Goal: Work out the number of lines in the records that include the word "this"; reply with that number alone.

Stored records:

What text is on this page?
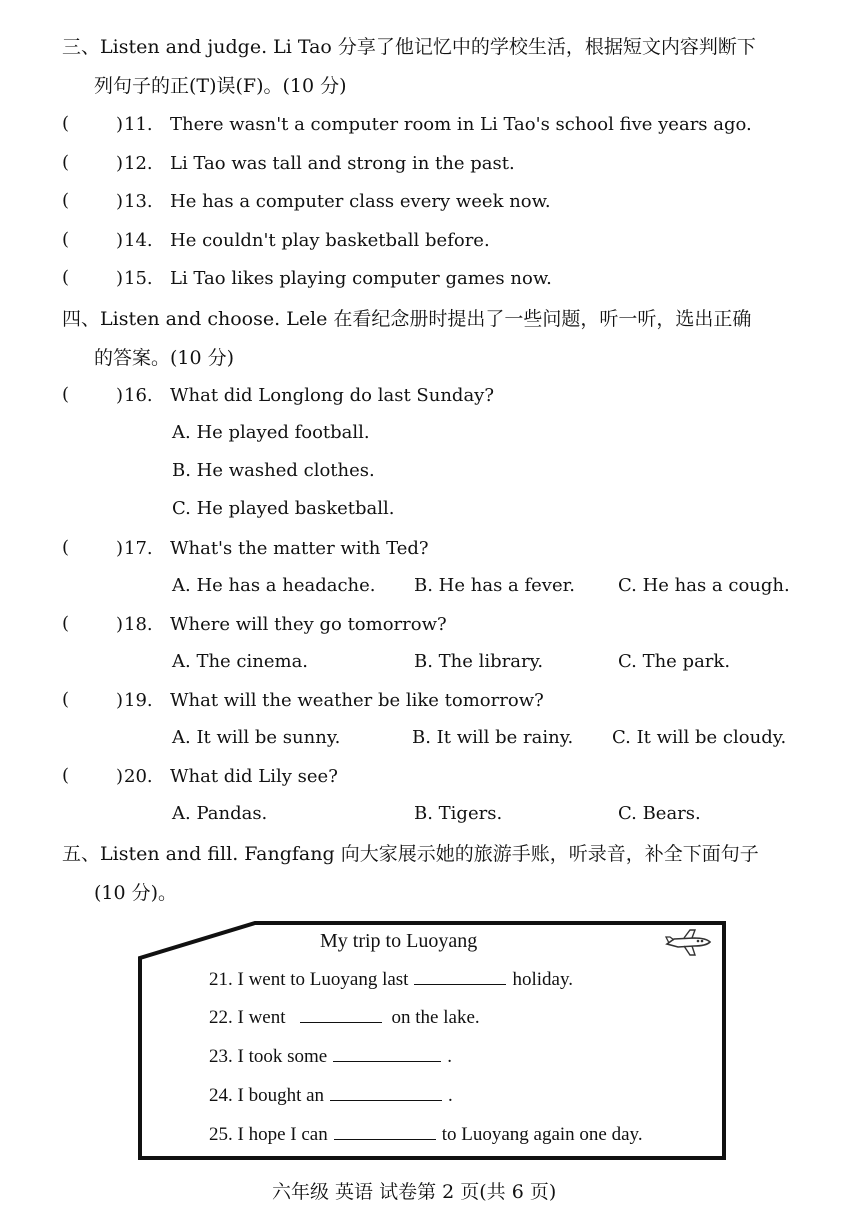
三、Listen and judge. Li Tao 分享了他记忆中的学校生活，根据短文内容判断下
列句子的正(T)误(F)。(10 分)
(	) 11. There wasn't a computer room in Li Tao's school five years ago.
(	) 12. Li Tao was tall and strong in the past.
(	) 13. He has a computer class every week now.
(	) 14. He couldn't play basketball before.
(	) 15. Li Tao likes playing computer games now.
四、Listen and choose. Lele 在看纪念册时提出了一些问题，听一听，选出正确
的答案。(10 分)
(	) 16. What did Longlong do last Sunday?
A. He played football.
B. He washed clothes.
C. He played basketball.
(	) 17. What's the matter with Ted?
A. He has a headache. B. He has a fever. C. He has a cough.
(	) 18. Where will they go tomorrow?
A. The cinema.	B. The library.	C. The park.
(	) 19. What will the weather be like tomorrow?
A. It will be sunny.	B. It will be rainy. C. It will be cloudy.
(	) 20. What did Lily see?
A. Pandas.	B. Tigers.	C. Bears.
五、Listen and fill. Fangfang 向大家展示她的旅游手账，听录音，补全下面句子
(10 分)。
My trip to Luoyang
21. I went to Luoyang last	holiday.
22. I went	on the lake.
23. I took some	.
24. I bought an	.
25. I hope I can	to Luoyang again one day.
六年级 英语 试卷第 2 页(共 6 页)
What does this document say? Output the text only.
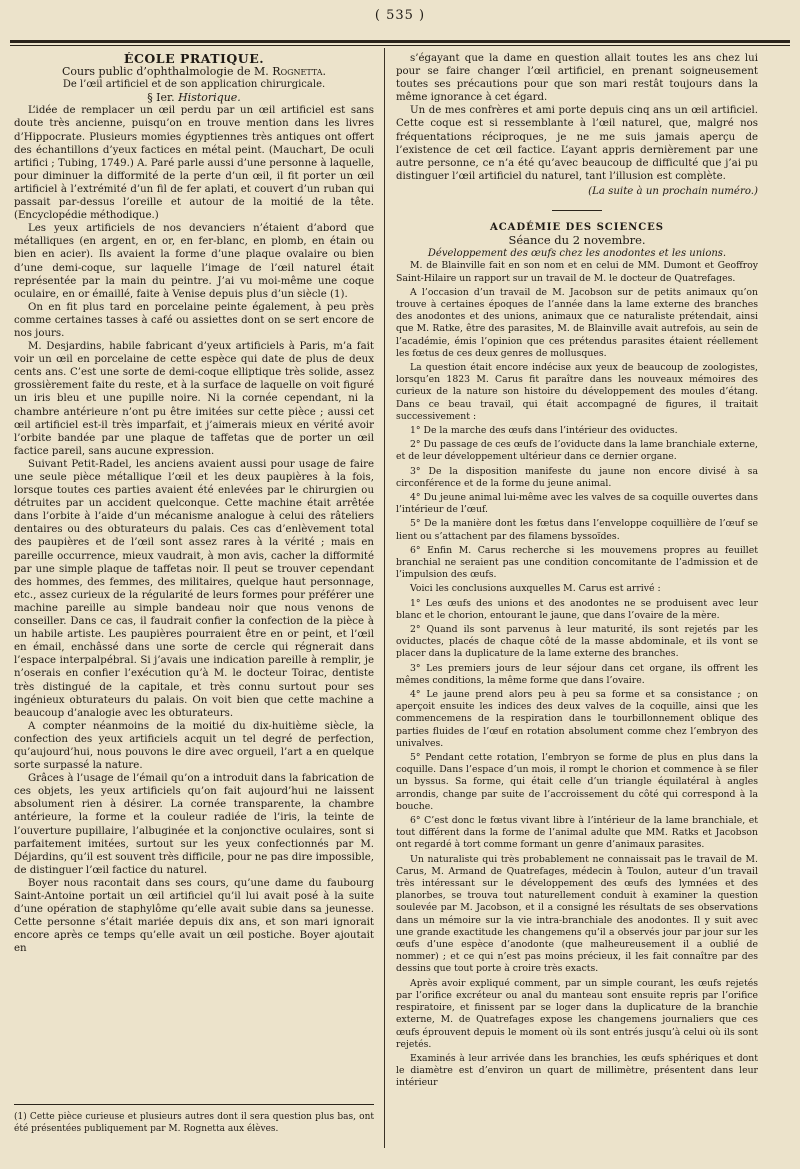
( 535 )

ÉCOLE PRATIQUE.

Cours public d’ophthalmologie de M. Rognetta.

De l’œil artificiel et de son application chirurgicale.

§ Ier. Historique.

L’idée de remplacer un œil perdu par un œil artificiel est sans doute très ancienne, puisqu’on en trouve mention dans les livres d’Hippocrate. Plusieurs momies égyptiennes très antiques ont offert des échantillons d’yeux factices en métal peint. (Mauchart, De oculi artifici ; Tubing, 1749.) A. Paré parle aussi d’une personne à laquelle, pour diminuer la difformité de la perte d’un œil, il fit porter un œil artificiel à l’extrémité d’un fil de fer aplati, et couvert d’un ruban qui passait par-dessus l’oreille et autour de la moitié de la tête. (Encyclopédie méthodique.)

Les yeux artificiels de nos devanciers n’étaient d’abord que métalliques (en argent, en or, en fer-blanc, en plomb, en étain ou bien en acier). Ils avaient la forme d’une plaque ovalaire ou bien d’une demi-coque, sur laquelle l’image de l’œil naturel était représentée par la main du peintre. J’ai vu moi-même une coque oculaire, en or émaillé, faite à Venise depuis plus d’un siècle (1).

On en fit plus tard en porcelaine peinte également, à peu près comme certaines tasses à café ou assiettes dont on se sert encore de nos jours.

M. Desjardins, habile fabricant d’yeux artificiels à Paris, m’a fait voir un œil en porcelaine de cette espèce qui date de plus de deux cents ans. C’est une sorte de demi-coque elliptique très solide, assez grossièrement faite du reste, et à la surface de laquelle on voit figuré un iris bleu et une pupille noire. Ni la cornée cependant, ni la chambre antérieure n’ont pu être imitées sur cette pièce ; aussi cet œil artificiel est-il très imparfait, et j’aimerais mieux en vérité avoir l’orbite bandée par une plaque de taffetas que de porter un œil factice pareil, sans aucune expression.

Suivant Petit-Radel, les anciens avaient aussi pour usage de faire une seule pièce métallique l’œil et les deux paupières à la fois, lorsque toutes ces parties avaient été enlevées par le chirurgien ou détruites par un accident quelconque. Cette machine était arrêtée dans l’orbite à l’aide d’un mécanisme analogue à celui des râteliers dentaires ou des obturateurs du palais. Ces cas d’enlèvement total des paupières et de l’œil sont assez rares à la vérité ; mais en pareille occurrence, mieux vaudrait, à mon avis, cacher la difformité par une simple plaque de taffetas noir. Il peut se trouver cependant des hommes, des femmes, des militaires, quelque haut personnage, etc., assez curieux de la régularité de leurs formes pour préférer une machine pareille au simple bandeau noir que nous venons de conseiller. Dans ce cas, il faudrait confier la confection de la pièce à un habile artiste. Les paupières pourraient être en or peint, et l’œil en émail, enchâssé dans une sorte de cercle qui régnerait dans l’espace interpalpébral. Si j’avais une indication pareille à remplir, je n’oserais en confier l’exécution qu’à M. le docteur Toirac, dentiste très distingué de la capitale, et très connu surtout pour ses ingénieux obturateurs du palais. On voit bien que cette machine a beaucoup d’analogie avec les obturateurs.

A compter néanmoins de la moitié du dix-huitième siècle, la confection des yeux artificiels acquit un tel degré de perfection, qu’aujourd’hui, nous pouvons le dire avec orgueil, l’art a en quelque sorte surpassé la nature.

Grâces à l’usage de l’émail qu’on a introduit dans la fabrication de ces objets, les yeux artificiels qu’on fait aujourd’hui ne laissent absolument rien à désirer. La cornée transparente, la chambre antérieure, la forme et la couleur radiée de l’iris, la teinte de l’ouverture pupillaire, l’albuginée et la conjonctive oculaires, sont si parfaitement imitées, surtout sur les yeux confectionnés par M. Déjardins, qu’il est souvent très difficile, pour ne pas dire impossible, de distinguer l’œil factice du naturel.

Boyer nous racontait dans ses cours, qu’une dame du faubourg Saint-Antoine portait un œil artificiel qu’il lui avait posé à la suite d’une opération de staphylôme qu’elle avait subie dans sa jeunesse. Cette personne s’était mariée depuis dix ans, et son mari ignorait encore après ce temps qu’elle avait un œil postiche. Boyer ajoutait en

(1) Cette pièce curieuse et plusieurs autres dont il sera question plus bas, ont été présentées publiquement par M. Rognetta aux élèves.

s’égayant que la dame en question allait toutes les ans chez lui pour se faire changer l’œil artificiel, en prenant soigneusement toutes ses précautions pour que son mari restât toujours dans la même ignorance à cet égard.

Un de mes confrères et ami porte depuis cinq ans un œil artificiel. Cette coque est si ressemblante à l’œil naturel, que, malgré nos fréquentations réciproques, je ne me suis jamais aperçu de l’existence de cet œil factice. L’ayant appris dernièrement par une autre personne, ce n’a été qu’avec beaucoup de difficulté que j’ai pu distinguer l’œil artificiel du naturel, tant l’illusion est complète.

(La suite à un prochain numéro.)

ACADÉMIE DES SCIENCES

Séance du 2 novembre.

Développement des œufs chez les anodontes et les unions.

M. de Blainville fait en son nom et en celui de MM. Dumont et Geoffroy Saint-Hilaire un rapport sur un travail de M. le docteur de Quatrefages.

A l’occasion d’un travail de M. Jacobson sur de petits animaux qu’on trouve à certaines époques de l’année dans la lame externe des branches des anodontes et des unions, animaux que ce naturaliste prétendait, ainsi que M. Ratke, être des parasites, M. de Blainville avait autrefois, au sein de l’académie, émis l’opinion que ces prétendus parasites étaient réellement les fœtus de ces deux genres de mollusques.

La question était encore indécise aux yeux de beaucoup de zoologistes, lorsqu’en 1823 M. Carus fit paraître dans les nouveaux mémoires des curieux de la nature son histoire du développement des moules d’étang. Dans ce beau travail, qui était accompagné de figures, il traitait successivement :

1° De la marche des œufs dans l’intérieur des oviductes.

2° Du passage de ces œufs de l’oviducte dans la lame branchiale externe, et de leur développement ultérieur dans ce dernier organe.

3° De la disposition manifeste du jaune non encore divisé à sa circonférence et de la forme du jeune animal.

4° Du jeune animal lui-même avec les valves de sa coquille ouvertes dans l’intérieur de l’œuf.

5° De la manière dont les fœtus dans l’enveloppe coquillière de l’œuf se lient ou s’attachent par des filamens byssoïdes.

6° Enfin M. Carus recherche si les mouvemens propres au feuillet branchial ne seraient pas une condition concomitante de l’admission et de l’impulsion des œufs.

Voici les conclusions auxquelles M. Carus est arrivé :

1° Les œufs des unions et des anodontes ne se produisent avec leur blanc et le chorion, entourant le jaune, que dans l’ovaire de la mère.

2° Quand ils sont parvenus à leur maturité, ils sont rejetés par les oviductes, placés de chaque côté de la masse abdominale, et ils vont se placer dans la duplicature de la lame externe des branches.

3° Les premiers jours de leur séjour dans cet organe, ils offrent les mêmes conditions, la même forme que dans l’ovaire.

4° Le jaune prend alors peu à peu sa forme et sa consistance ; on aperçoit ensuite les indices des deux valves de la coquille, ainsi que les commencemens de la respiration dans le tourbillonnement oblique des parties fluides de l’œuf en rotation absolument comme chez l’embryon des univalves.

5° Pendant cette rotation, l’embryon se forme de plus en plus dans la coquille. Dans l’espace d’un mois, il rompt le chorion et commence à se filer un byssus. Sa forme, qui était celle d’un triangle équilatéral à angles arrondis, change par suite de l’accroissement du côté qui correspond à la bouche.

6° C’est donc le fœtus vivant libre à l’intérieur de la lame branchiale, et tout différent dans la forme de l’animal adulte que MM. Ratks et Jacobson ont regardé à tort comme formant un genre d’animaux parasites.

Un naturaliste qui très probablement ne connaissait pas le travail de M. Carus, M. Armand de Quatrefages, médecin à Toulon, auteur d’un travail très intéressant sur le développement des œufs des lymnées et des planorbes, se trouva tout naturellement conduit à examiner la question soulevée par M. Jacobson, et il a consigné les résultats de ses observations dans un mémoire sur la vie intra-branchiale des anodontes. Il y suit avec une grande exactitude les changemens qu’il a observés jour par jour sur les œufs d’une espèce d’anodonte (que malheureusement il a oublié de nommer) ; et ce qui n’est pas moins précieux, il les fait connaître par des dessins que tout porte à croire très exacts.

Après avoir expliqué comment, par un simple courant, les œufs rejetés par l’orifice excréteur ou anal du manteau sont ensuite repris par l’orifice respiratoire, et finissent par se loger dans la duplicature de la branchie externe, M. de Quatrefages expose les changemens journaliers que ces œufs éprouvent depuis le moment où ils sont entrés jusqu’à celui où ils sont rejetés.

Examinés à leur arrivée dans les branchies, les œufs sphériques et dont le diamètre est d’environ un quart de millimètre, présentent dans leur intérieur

Full response: 2